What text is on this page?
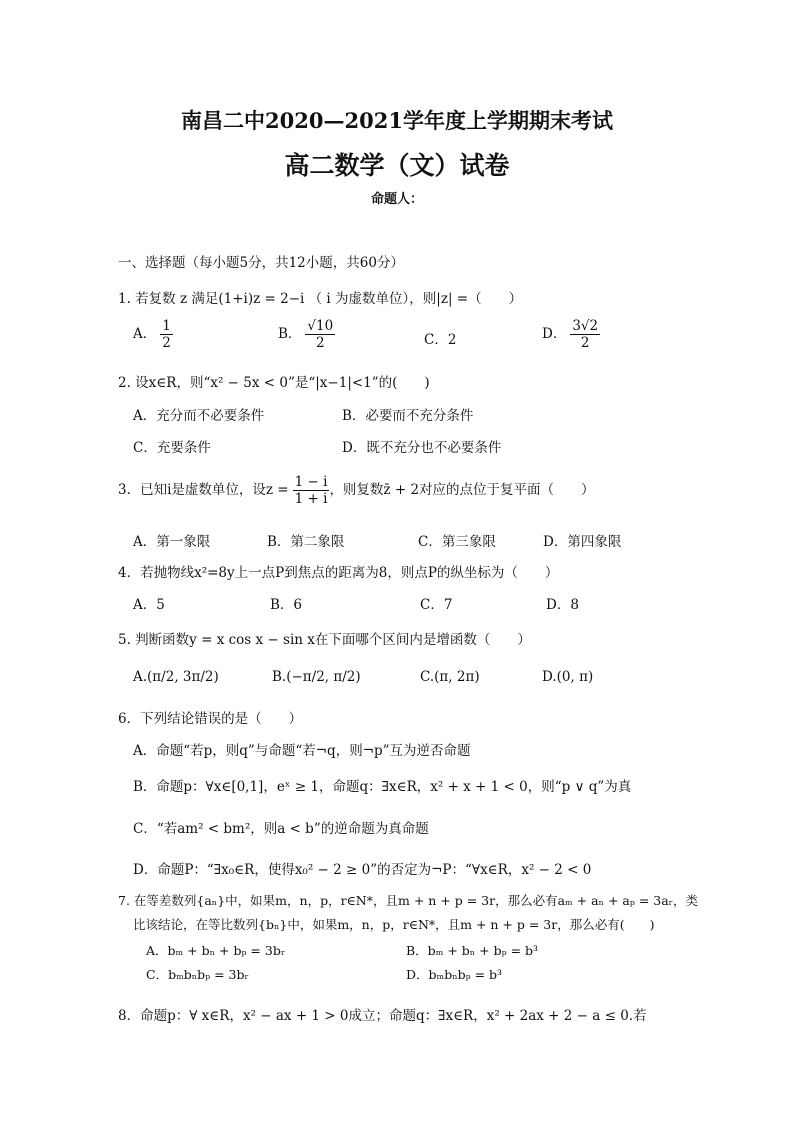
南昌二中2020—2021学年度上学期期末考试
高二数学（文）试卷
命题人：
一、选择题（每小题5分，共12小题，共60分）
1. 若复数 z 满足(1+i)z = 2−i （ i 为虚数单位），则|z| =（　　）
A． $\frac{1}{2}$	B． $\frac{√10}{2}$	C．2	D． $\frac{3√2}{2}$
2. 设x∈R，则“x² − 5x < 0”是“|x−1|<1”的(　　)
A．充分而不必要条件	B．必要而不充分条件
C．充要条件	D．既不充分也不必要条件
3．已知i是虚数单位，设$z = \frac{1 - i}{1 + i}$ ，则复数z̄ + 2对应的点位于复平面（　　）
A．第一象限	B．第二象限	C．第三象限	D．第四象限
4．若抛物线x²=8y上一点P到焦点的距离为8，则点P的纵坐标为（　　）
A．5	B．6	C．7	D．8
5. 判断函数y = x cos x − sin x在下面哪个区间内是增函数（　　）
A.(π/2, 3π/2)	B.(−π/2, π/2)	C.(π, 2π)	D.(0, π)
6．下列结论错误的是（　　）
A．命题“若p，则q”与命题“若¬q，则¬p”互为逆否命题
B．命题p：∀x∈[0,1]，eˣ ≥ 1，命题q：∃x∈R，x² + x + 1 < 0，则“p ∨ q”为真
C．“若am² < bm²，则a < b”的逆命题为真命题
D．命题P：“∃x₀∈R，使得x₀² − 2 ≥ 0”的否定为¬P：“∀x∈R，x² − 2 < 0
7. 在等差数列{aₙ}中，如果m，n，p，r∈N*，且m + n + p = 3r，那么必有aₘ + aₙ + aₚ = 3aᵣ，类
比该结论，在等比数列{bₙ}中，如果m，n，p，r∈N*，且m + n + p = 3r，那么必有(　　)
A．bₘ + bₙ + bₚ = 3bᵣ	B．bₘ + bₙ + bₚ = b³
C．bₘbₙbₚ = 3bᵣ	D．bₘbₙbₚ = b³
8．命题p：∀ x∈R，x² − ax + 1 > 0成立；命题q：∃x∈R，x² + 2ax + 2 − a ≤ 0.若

Exercise prompt
Your task is to retype all the entries exactly and leave out any pictures.

Answer to the problem
What text is on this page?
南昌二中2020—2021学年度上学期期末考试
高二数学（文）试卷
命题人：
一、选择题（每小题5分，共12小题，共60分）
1. 若复数 z 满足(1+i)z = 2−i （ i 为虚数单位），则|z| =（　　）
A． $\frac{1}{2}$	B． $\frac{√10}{2}$	C．2	D． $\frac{3√2}{2}$
2. 设x∈R，则“x² − 5x < 0”是“|x−1|<1”的(　　)
A．充分而不必要条件	B．必要而不充分条件
C．充要条件	D．既不充分也不必要条件
3．已知i是虚数单位，设$z = \frac{1 - i}{1 + i}$ ，则复数z̄ + 2对应的点位于复平面（　　）
A．第一象限	B．第二象限	C．第三象限	D．第四象限
4．若抛物线x²=8y上一点P到焦点的距离为8，则点P的纵坐标为（　　）
A．5	B．6	C．7	D．8
5. 判断函数y = x cos x − sin x在下面哪个区间内是增函数（　　）
A.(π/2, 3π/2)	B.(−π/2, π/2)	C.(π, 2π)	D.(0, π)
6．下列结论错误的是（　　）
A．命题“若p，则q”与命题“若¬q，则¬p”互为逆否命题
B．命题p：∀x∈[0,1]，eˣ ≥ 1，命题q：∃x∈R，x² + x + 1 < 0，则“p ∨ q”为真
C．“若am² < bm²，则a < b”的逆命题为真命题
D．命题P：“∃x₀∈R，使得x₀² − 2 ≥ 0”的否定为¬P：“∀x∈R，x² − 2 < 0
7. 在等差数列{aₙ}中，如果m，n，p，r∈N*，且m + n + p = 3r，那么必有aₘ + aₙ + aₚ = 3aᵣ，类
比该结论，在等比数列{bₙ}中，如果m，n，p，r∈N*，且m + n + p = 3r，那么必有(　　)
A．bₘ + bₙ + bₚ = 3bᵣ	B．bₘ + bₙ + bₚ = b³
C．bₘbₙbₚ = 3bᵣ	D．bₘbₙbₚ = b³
8．命题p：∀ x∈R，x² − ax + 1 > 0成立；命题q：∃x∈R，x² + 2ax + 2 − a ≤ 0.若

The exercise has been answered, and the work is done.